-- SUPPLIED RECORDS start --

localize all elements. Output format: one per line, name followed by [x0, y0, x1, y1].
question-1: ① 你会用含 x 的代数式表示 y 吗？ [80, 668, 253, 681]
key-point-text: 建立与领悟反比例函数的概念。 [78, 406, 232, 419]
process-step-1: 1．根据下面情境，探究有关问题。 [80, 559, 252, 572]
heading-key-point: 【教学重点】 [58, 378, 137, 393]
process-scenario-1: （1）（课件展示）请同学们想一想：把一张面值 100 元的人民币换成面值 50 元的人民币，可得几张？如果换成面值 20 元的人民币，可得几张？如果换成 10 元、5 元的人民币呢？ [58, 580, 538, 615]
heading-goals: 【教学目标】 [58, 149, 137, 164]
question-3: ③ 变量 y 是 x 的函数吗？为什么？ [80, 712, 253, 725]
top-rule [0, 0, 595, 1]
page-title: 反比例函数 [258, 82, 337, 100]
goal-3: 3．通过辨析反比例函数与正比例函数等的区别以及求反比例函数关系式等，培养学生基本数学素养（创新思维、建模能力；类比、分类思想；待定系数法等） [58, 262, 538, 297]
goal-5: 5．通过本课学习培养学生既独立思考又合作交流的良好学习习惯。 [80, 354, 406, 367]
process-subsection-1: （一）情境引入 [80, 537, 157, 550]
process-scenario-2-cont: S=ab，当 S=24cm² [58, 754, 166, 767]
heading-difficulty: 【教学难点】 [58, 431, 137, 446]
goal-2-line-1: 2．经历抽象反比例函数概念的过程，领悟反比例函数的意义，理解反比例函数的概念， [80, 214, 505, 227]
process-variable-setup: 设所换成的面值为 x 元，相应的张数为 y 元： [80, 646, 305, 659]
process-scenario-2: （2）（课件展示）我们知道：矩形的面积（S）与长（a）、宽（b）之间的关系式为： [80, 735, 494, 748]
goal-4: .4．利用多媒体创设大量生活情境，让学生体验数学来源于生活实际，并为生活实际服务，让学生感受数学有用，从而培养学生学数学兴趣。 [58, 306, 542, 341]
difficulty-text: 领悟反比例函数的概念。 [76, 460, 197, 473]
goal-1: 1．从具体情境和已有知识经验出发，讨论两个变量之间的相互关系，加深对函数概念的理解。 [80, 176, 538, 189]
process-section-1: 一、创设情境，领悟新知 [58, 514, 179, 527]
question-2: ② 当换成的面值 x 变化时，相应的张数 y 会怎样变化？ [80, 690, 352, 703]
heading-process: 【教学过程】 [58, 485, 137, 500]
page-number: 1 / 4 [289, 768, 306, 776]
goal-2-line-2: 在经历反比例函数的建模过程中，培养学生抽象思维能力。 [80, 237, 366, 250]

-- SUPPLIED RECORDS end --

• **WHAT THE TASK REQUIRES**:
Arrange every line of the material above as a numbered list, leaving out any blank lines.

• **FULL SOLUTION**:
1. localize all elements. Output format: one per line, name followed by [x0, y0, x1, y1].
2. question-1: ① 你会用含 x 的代数式表示 y 吗？ [80, 668, 253, 681]
3. key-point-text: 建立与领悟反比例函数的概念。 [78, 406, 232, 419]
4. process-step-1: 1．根据下面情境，探究有关问题。 [80, 559, 252, 572]
5. heading-key-point: 【教学重点】 [58, 378, 137, 393]
6. process-scenario-1: （1）（课件展示）请同学们想一想：把一张面值 100 元的人民币换成面值 50 元的人民币，可得几张？如果换成面值 20 元的人民币，可得几张？如果换成 10 元、5 元的人民币呢？ [58, 580, 538, 615]
7. heading-goals: 【教学目标】 [58, 149, 137, 164]
8. question-3: ③ 变量 y 是 x 的函数吗？为什么？ [80, 712, 253, 725]
9. top-rule [0, 0, 595, 1]
10. page-title: 反比例函数 [258, 82, 337, 100]
11. goal-3: 3．通过辨析反比例函数与正比例函数等的区别以及求反比例函数关系式等，培养学生基本数学素养（创新思维、建模能力；类比、分类思想；待定系数法等） [58, 262, 538, 297]
12. goal-5: 5．通过本课学习培养学生既独立思考又合作交流的良好学习习惯。 [80, 354, 406, 367]
13. process-subsection-1: （一）情境引入 [80, 537, 157, 550]
14. process-scenario-2-cont: S=ab，当 S=24cm² [58, 754, 166, 767]
15. heading-difficulty: 【教学难点】 [58, 431, 137, 446]
16. goal-2-line-1: 2．经历抽象反比例函数概念的过程，领悟反比例函数的意义，理解反比例函数的概念， [80, 214, 505, 227]
17. process-variable-setup: 设所换成的面值为 x 元，相应的张数为 y 元： [80, 646, 305, 659]
18. process-scenario-2: （2）（课件展示）我们知道：矩形的面积（S）与长（a）、宽（b）之间的关系式为： [80, 735, 494, 748]
19. goal-4: .4．利用多媒体创设大量生活情境，让学生体验数学来源于生活实际，并为生活实际服务，让学生感受数学有用，从而培养学生学数学兴趣。 [58, 306, 542, 341]
20. difficulty-text: 领悟反比例函数的概念。 [76, 460, 197, 473]
21. goal-1: 1．从具体情境和已有知识经验出发，讨论两个变量之间的相互关系，加深对函数概念的理解。 [80, 176, 538, 189]
22. process-section-1: 一、创设情境，领悟新知 [58, 514, 179, 527]
23. question-2: ② 当换成的面值 x 变化时，相应的张数 y 会怎样变化？ [80, 690, 352, 703]
24. heading-process: 【教学过程】 [58, 485, 137, 500]
25. page-number: 1 / 4 [289, 768, 306, 776]
26. goal-2-line-2: 在经历反比例函数的建模过程中，培养学生抽象思维能力。 [80, 237, 366, 250]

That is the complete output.